:: Listing

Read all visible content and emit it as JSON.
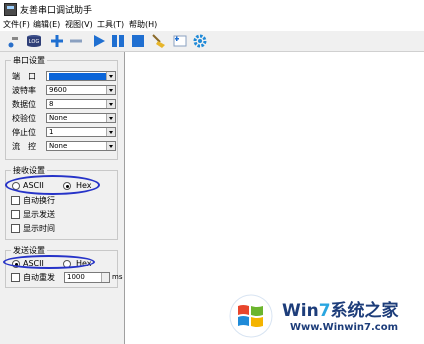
{
  "window": {
    "title": "友善串口调试助手"
  },
  "menu": [
    "文件(F)",
    "编辑(E)",
    "视图(V)",
    "工具(T)",
    "帮助(H)"
  ],
  "toolbar": {
    "icons": [
      "connect-icon",
      "log-icon",
      "add-icon",
      "remove-icon",
      "play-icon",
      "pause-icon",
      "stop-icon",
      "clear-icon",
      "insert-icon",
      "settings-icon"
    ],
    "log_label": "LOG"
  },
  "serial": {
    "title": "串口设置",
    "port_label": "端　口",
    "port_value": "",
    "baud_label": "波特率",
    "baud_value": "9600",
    "databits_label": "数据位",
    "databits_value": "8",
    "parity_label": "校验位",
    "parity_value": "None",
    "stopbits_label": "停止位",
    "stopbits_value": "1",
    "flow_label": "流　控",
    "flow_value": "None"
  },
  "receive": {
    "title": "接收设置",
    "ascii_label": "ASCII",
    "hex_label": "Hex",
    "selected": "Hex",
    "auto_wrap_label": "自动换行",
    "show_send_label": "显示发送",
    "show_time_label": "显示时间"
  },
  "send": {
    "title": "发送设置",
    "ascii_label": "ASCII",
    "hex_label": "Hex",
    "selected": "ASCII",
    "auto_resend_label": "自动重发",
    "interval_value": "1000",
    "interval_unit": "ms"
  },
  "watermark": {
    "brand_prefix": "Win",
    "brand_num": "7",
    "brand_suffix": "系统之家",
    "url": "Www.Winwin7.com"
  },
  "colors": {
    "highlight": "#0a64d8",
    "annotation": "#2633c8",
    "play": "#1f6fd1"
  }
}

::::

* _Problem details_
The records above are to be restated exactly, without their pictures.

* _Task answer_
Read all visible content and emit it as JSON.
{
  "window": {
    "title": "友善串口调试助手"
  },
  "menu": [
    "文件(F)",
    "编辑(E)",
    "视图(V)",
    "工具(T)",
    "帮助(H)"
  ],
  "toolbar": {
    "icons": [
      "connect-icon",
      "log-icon",
      "add-icon",
      "remove-icon",
      "play-icon",
      "pause-icon",
      "stop-icon",
      "clear-icon",
      "insert-icon",
      "settings-icon"
    ],
    "log_label": "LOG"
  },
  "serial": {
    "title": "串口设置",
    "port_label": "端　口",
    "port_value": "",
    "baud_label": "波特率",
    "baud_value": "9600",
    "databits_label": "数据位",
    "databits_value": "8",
    "parity_label": "校验位",
    "parity_value": "None",
    "stopbits_label": "停止位",
    "stopbits_value": "1",
    "flow_label": "流　控",
    "flow_value": "None"
  },
  "receive": {
    "title": "接收设置",
    "ascii_label": "ASCII",
    "hex_label": "Hex",
    "selected": "Hex",
    "auto_wrap_label": "自动换行",
    "show_send_label": "显示发送",
    "show_time_label": "显示时间"
  },
  "send": {
    "title": "发送设置",
    "ascii_label": "ASCII",
    "hex_label": "Hex",
    "selected": "ASCII",
    "auto_resend_label": "自动重发",
    "interval_value": "1000",
    "interval_unit": "ms"
  },
  "watermark": {
    "brand_prefix": "Win",
    "brand_num": "7",
    "brand_suffix": "系统之家",
    "url": "Www.Winwin7.com"
  },
  "colors": {
    "highlight": "#0a64d8",
    "annotation": "#2633c8",
    "play": "#1f6fd1"
  }
}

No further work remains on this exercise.